_Stated problem_
Quote the data below in full, minus the images.

Extracted records:
########################################
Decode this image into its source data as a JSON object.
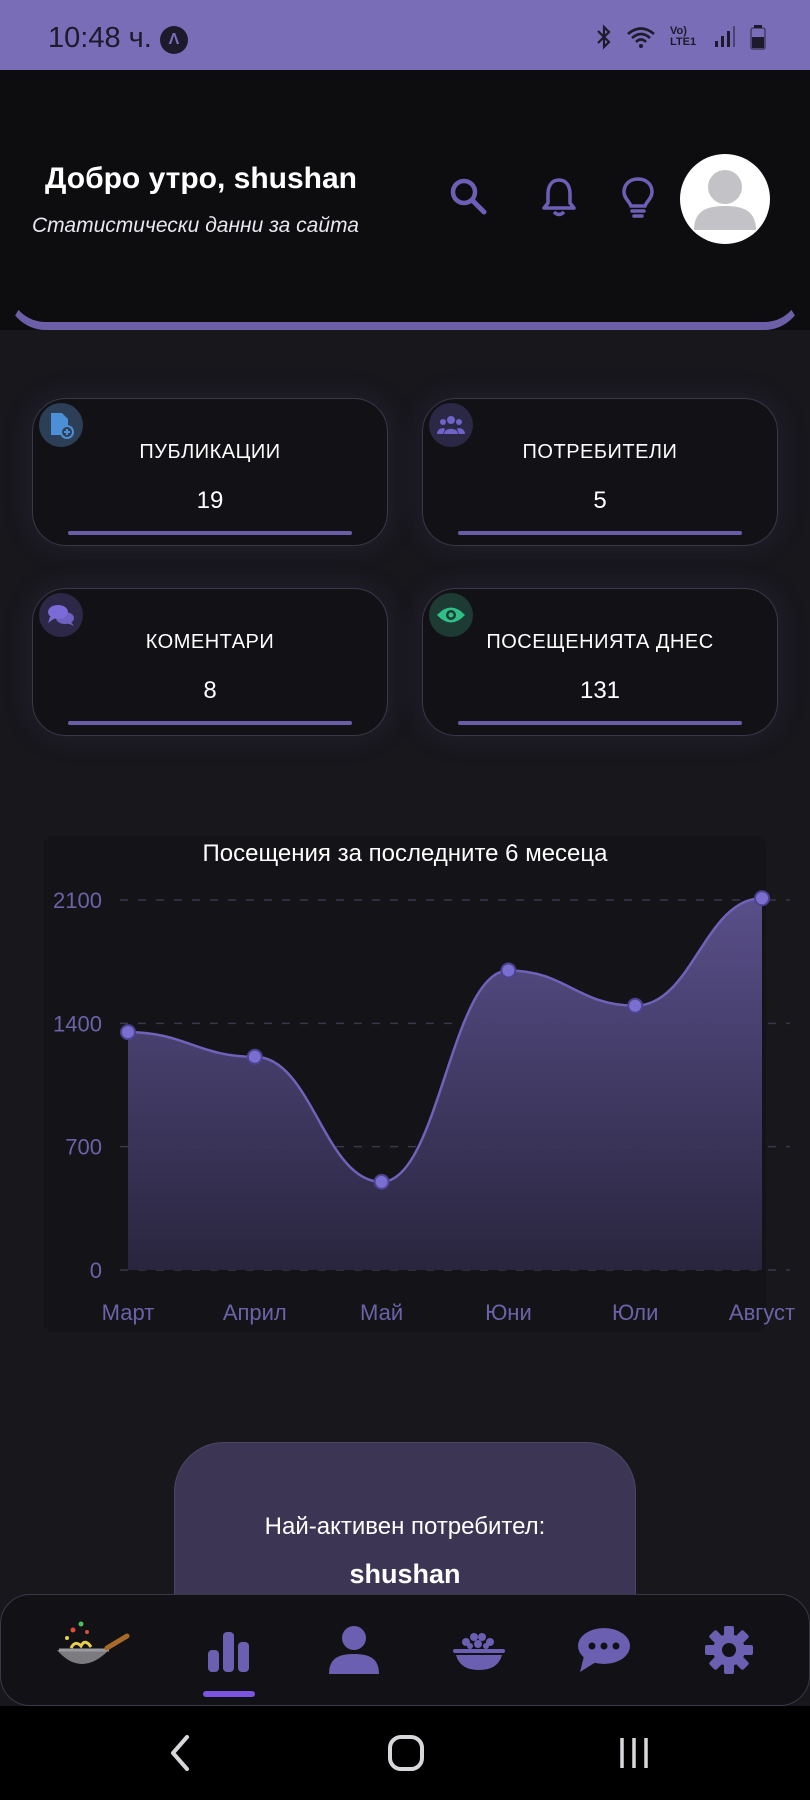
{
  "status_bar": {
    "time": "10:48 ч.",
    "app_icon": "Λ",
    "network": "Vo) LTE1",
    "accent": "#7a6db8"
  },
  "header": {
    "greeting": "Добро утро, shushan",
    "subtitle": "Статистически данни за сайта",
    "icons": [
      "search-icon",
      "bell-icon",
      "lightbulb-icon",
      "avatar"
    ]
  },
  "stats": [
    {
      "label": "ПУБЛИКАЦИИ",
      "value": "19",
      "icon": "file-add-icon",
      "icon_color": "#4d8fd6",
      "icon_bg": "#2c3f57"
    },
    {
      "label": "ПОТРЕБИТЕЛИ",
      "value": "5",
      "icon": "users-icon",
      "icon_color": "#6f63c9",
      "icon_bg": "#2b2845"
    },
    {
      "label": "КОМЕНТАРИ",
      "value": "8",
      "icon": "comments-icon",
      "icon_color": "#7a6bd8",
      "icon_bg": "#2d2847"
    },
    {
      "label": "ПОСЕЩЕНИЯТА ДНЕС",
      "value": "131",
      "icon": "eye-icon",
      "icon_color": "#2fbf87",
      "icon_bg": "#1d3a33"
    }
  ],
  "chart_data": {
    "type": "area",
    "title": "Посещения за последните 6 месеца",
    "categories": [
      "Март",
      "Април",
      "Май",
      "Юни",
      "Юли",
      "Август"
    ],
    "values": [
      1350,
      1210,
      500,
      1700,
      1500,
      2110
    ],
    "yticks": [
      "0",
      "700",
      "1400",
      "2100"
    ],
    "ylim": [
      0,
      2100
    ],
    "grid": "dashed horizontal",
    "line_color": "#6e63b8",
    "point_color": "#7a6fd0"
  },
  "most_active": {
    "label": "Най-активен потребител:",
    "name": "shushan"
  },
  "tab_bar": {
    "items": [
      "wok-icon",
      "bar-chart-icon",
      "user-icon",
      "food-bowl-icon",
      "chat-icon",
      "gear-icon"
    ],
    "active": "bar-chart-icon",
    "active_color": "#7d54e0",
    "icon_color": "#6a5fb0"
  },
  "system_nav": [
    "back-icon",
    "home-icon",
    "recents-icon"
  ]
}
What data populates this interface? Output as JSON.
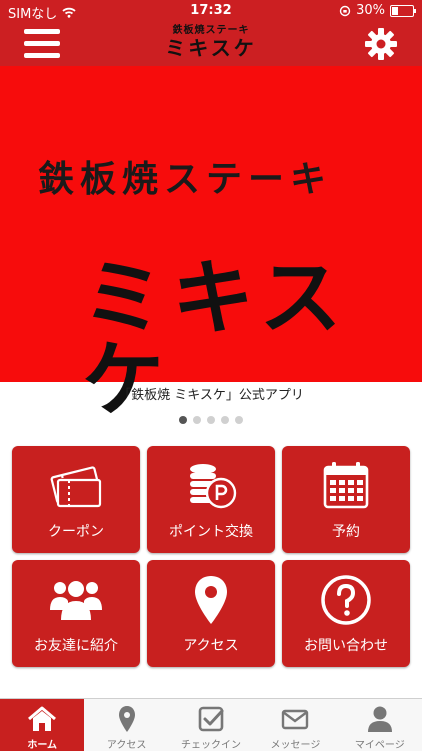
{
  "status_bar": {
    "carrier": "SIMなし",
    "time": "17:32",
    "battery": "30%",
    "battery_level": 0.3
  },
  "header": {
    "logo_sub": "鉄板焼ステーキ",
    "logo_main": "ミキスケ"
  },
  "banner": {
    "sub": "鉄板焼ステーキ",
    "main": "ミキスケ"
  },
  "carousel": {
    "caption": "「鉄板焼 ミキスケ」公式アプリ",
    "dot_count": 5,
    "active_index": 0
  },
  "tiles": [
    {
      "label": "クーポン",
      "icon": "ticket-icon"
    },
    {
      "label": "ポイント交換",
      "icon": "coins-icon"
    },
    {
      "label": "予約",
      "icon": "calendar-icon"
    },
    {
      "label": "お友達に紹介",
      "icon": "group-icon"
    },
    {
      "label": "アクセス",
      "icon": "map-pin-icon"
    },
    {
      "label": "お問い合わせ",
      "icon": "question-icon"
    }
  ],
  "tabbar": [
    {
      "label": "ホーム",
      "icon": "home-icon",
      "active": true
    },
    {
      "label": "アクセス",
      "icon": "map-pin-icon",
      "active": false
    },
    {
      "label": "チェックイン",
      "icon": "checkin-icon",
      "active": false
    },
    {
      "label": "メッセージ",
      "icon": "mail-icon",
      "active": false
    },
    {
      "label": "マイページ",
      "icon": "user-icon",
      "active": false
    }
  ],
  "colors": {
    "brand_red": "#cc1f22",
    "banner_red": "#f70c0c",
    "tile_red": "#c8201f"
  }
}
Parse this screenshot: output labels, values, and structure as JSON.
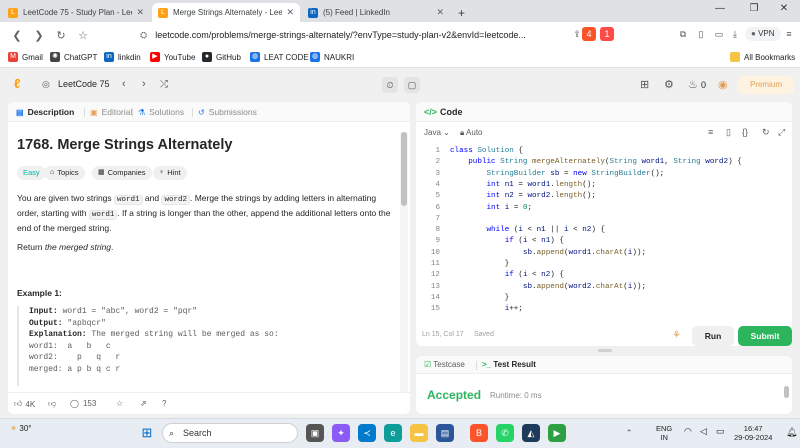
{
  "browser": {
    "tabs": [
      {
        "title": "LeetCode 75 - Study Plan - Lee",
        "active": false
      },
      {
        "title": "Merge Strings Alternately - Lee",
        "active": true
      },
      {
        "title": "(5) Feed | LinkedIn",
        "active": false
      }
    ],
    "new_tab": "+",
    "url": "leetcode.com/problems/merge-strings-alternately/?envType=study-plan-v2&envId=leetcode...",
    "vpn_label": "VPN",
    "bookmarks": [
      "Gmail",
      "ChatGPT",
      "linkdin",
      "YouTube",
      "GitHub",
      "LEAT CODE",
      "NAUKRI"
    ],
    "all_bookmarks": "All Bookmarks",
    "brave_badge": "4",
    "alert_badge": "1"
  },
  "header": {
    "list_title": "LeetCode 75",
    "streak": "0",
    "premium": "Premium"
  },
  "left_tabs": {
    "description": "Description",
    "editorial": "Editorial",
    "solutions": "Solutions",
    "submissions": "Submissions"
  },
  "problem": {
    "title": "1768. Merge Strings Alternately",
    "chips": [
      "Easy",
      "Topics",
      "Companies",
      "Hint"
    ],
    "para1_a": "You are given two strings ",
    "para1_code1": "word1",
    "para1_b": " and ",
    "para1_code2": "word2",
    "para1_c": ". Merge the strings by adding letters in alternating order, starting with ",
    "para1_code3": "word1",
    "para1_d": ". If a string is longer than the other, append the additional letters onto the end of the merged string.",
    "para2_a": "Return ",
    "para2_em": "the merged string",
    "para2_b": ".",
    "example_title": "Example 1:",
    "ex_input_label": "Input:",
    "ex_input": " word1 = \"abc\", word2 = \"pqr\"",
    "ex_output_label": "Output:",
    "ex_output": " \"apbqcr\"",
    "ex_expl_label": "Explanation:",
    "ex_expl": " The merged string will be merged as so:",
    "ex_line1": "word1:  a   b   c",
    "ex_line2": "word2:    p   q   r",
    "ex_line3": "merged: a p b q c r"
  },
  "footer": {
    "likes": "4K",
    "comments": "153"
  },
  "code": {
    "header": "Code",
    "language": "Java",
    "auto": "Auto",
    "status": "Ln 15, Col 17",
    "saved": "Saved",
    "run": "Run",
    "submit": "Submit",
    "lines": [
      {
        "n": "1",
        "t": "class Solution {"
      },
      {
        "n": "2",
        "t": "    public String mergeAlternately(String word1, String word2) {"
      },
      {
        "n": "3",
        "t": "        StringBuilder sb = new StringBuilder();"
      },
      {
        "n": "4",
        "t": "        int n1 = word1.length();"
      },
      {
        "n": "5",
        "t": "        int n2 = word2.length();"
      },
      {
        "n": "6",
        "t": "        int i = 0;"
      },
      {
        "n": "7",
        "t": ""
      },
      {
        "n": "8",
        "t": "        while (i < n1 || i < n2) {"
      },
      {
        "n": "9",
        "t": "            if (i < n1) {"
      },
      {
        "n": "10",
        "t": "                sb.append(word1.charAt(i));"
      },
      {
        "n": "11",
        "t": "            }"
      },
      {
        "n": "12",
        "t": "            if (i < n2) {"
      },
      {
        "n": "13",
        "t": "                sb.append(word2.charAt(i));"
      },
      {
        "n": "14",
        "t": "            }"
      },
      {
        "n": "15",
        "t": "            i++;"
      }
    ]
  },
  "result": {
    "testcase": "Testcase",
    "test_result": "Test Result",
    "status": "Accepted",
    "runtime": "Runtime: 0 ms"
  },
  "taskbar": {
    "weather": "30°",
    "search": "Search",
    "lang1": "ENG",
    "lang2": "IN",
    "time": "16:47",
    "date": "29-09-2024"
  },
  "colors": {
    "accent_green": "#2db55d",
    "premium_orange": "#e1a05a",
    "easy_teal": "#00b8a3"
  }
}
########################################
_Solution to this task_
Decode this image into its source data as a JSON object.
{
  "status_bar": {
    "time": "10:48 ч.",
    "app_icon": "Λ",
    "network": "Vo) LTE1",
    "accent": "#7a6db8"
  },
  "header": {
    "greeting": "Добро утро, shushan",
    "subtitle": "Статистически данни за сайта",
    "icons": [
      "search-icon",
      "bell-icon",
      "lightbulb-icon",
      "avatar"
    ]
  },
  "stats": [
    {
      "label": "ПУБЛИКАЦИИ",
      "value": "19",
      "icon": "file-add-icon",
      "icon_color": "#4d8fd6",
      "icon_bg": "#2c3f57"
    },
    {
      "label": "ПОТРЕБИТЕЛИ",
      "value": "5",
      "icon": "users-icon",
      "icon_color": "#6f63c9",
      "icon_bg": "#2b2845"
    },
    {
      "label": "КОМЕНТАРИ",
      "value": "8",
      "icon": "comments-icon",
      "icon_color": "#7a6bd8",
      "icon_bg": "#2d2847"
    },
    {
      "label": "ПОСЕЩЕНИЯТА ДНЕС",
      "value": "131",
      "icon": "eye-icon",
      "icon_color": "#2fbf87",
      "icon_bg": "#1d3a33"
    }
  ],
  "chart_data": {
    "type": "area",
    "title": "Посещения за последните 6 месеца",
    "categories": [
      "Март",
      "Април",
      "Май",
      "Юни",
      "Юли",
      "Август"
    ],
    "values": [
      1350,
      1210,
      500,
      1700,
      1500,
      2110
    ],
    "yticks": [
      "0",
      "700",
      "1400",
      "2100"
    ],
    "ylim": [
      0,
      2100
    ],
    "grid": "dashed horizontal",
    "line_color": "#6e63b8",
    "point_color": "#7a6fd0"
  },
  "most_active": {
    "label": "Най-активен потребител:",
    "name": "shushan"
  },
  "tab_bar": {
    "items": [
      "wok-icon",
      "bar-chart-icon",
      "user-icon",
      "food-bowl-icon",
      "chat-icon",
      "gear-icon"
    ],
    "active": "bar-chart-icon",
    "active_color": "#7d54e0",
    "icon_color": "#6a5fb0"
  },
  "system_nav": [
    "back-icon",
    "home-icon",
    "recents-icon"
  ]
}
What data populates this interface? Output as JSON.
{
  "status_bar": {
    "carrier": "SIMなし",
    "time": "17:32",
    "battery": "30%",
    "battery_level": 0.3
  },
  "header": {
    "logo_sub": "鉄板焼ステーキ",
    "logo_main": "ミキスケ"
  },
  "banner": {
    "sub": "鉄板焼ステーキ",
    "main": "ミキスケ"
  },
  "carousel": {
    "caption": "「鉄板焼 ミキスケ」公式アプリ",
    "dot_count": 5,
    "active_index": 0
  },
  "tiles": [
    {
      "label": "クーポン",
      "icon": "ticket-icon"
    },
    {
      "label": "ポイント交換",
      "icon": "coins-icon"
    },
    {
      "label": "予約",
      "icon": "calendar-icon"
    },
    {
      "label": "お友達に紹介",
      "icon": "group-icon"
    },
    {
      "label": "アクセス",
      "icon": "map-pin-icon"
    },
    {
      "label": "お問い合わせ",
      "icon": "question-icon"
    }
  ],
  "tabbar": [
    {
      "label": "ホーム",
      "icon": "home-icon",
      "active": true
    },
    {
      "label": "アクセス",
      "icon": "map-pin-icon",
      "active": false
    },
    {
      "label": "チェックイン",
      "icon": "checkin-icon",
      "active": false
    },
    {
      "label": "メッセージ",
      "icon": "mail-icon",
      "active": false
    },
    {
      "label": "マイページ",
      "icon": "user-icon",
      "active": false
    }
  ],
  "colors": {
    "brand_red": "#cc1f22",
    "banner_red": "#f70c0c",
    "tile_red": "#c8201f"
  }
}
Parse this screenshot: output labels, values, and structure as JSON.
{
  "browser": {
    "tabs": [
      {
        "title": "LeetCode 75 - Study Plan - Lee",
        "active": false
      },
      {
        "title": "Merge Strings Alternately - Lee",
        "active": true
      },
      {
        "title": "(5) Feed | LinkedIn",
        "active": false
      }
    ],
    "new_tab": "+",
    "url": "leetcode.com/problems/merge-strings-alternately/?envType=study-plan-v2&envId=leetcode...",
    "vpn_label": "VPN",
    "bookmarks": [
      "Gmail",
      "ChatGPT",
      "linkdin",
      "YouTube",
      "GitHub",
      "LEAT CODE",
      "NAUKRI"
    ],
    "all_bookmarks": "All Bookmarks",
    "brave_badge": "4",
    "alert_badge": "1"
  },
  "header": {
    "list_title": "LeetCode 75",
    "streak": "0",
    "premium": "Premium"
  },
  "left_tabs": {
    "description": "Description",
    "editorial": "Editorial",
    "solutions": "Solutions",
    "submissions": "Submissions"
  },
  "problem": {
    "title": "1768. Merge Strings Alternately",
    "chips": [
      "Easy",
      "Topics",
      "Companies",
      "Hint"
    ],
    "para1_a": "You are given two strings ",
    "para1_code1": "word1",
    "para1_b": " and ",
    "para1_code2": "word2",
    "para1_c": ". Merge the strings by adding letters in alternating order, starting with ",
    "para1_code3": "word1",
    "para1_d": ". If a string is longer than the other, append the additional letters onto the end of the merged string.",
    "para2_a": "Return ",
    "para2_em": "the merged string",
    "para2_b": ".",
    "example_title": "Example 1:",
    "ex_input_label": "Input:",
    "ex_input": " word1 = \"abc\", word2 = \"pqr\"",
    "ex_output_label": "Output:",
    "ex_output": " \"apbqcr\"",
    "ex_expl_label": "Explanation:",
    "ex_expl": " The merged string will be merged as so:",
    "ex_line1": "word1:  a   b   c",
    "ex_line2": "word2:    p   q   r",
    "ex_line3": "merged: a p b q c r"
  },
  "footer": {
    "likes": "4K",
    "comments": "153"
  },
  "code": {
    "header": "Code",
    "language": "Java",
    "auto": "Auto",
    "status": "Ln 15, Col 17",
    "saved": "Saved",
    "run": "Run",
    "submit": "Submit",
    "lines": [
      {
        "n": "1",
        "t": "class Solution {"
      },
      {
        "n": "2",
        "t": "    public String mergeAlternately(String word1, String word2) {"
      },
      {
        "n": "3",
        "t": "        StringBuilder sb = new StringBuilder();"
      },
      {
        "n": "4",
        "t": "        int n1 = word1.length();"
      },
      {
        "n": "5",
        "t": "        int n2 = word2.length();"
      },
      {
        "n": "6",
        "t": "        int i = 0;"
      },
      {
        "n": "7",
        "t": ""
      },
      {
        "n": "8",
        "t": "        while (i < n1 || i < n2) {"
      },
      {
        "n": "9",
        "t": "            if (i < n1) {"
      },
      {
        "n": "10",
        "t": "                sb.append(word1.charAt(i));"
      },
      {
        "n": "11",
        "t": "            }"
      },
      {
        "n": "12",
        "t": "            if (i < n2) {"
      },
      {
        "n": "13",
        "t": "                sb.append(word2.charAt(i));"
      },
      {
        "n": "14",
        "t": "            }"
      },
      {
        "n": "15",
        "t": "            i++;"
      }
    ]
  },
  "result": {
    "testcase": "Testcase",
    "test_result": "Test Result",
    "status": "Accepted",
    "runtime": "Runtime: 0 ms"
  },
  "taskbar": {
    "weather": "30°",
    "search": "Search",
    "lang1": "ENG",
    "lang2": "IN",
    "time": "16:47",
    "date": "29-09-2024"
  },
  "colors": {
    "accent_green": "#2db55d",
    "premium_orange": "#e1a05a",
    "easy_teal": "#00b8a3"
  }
}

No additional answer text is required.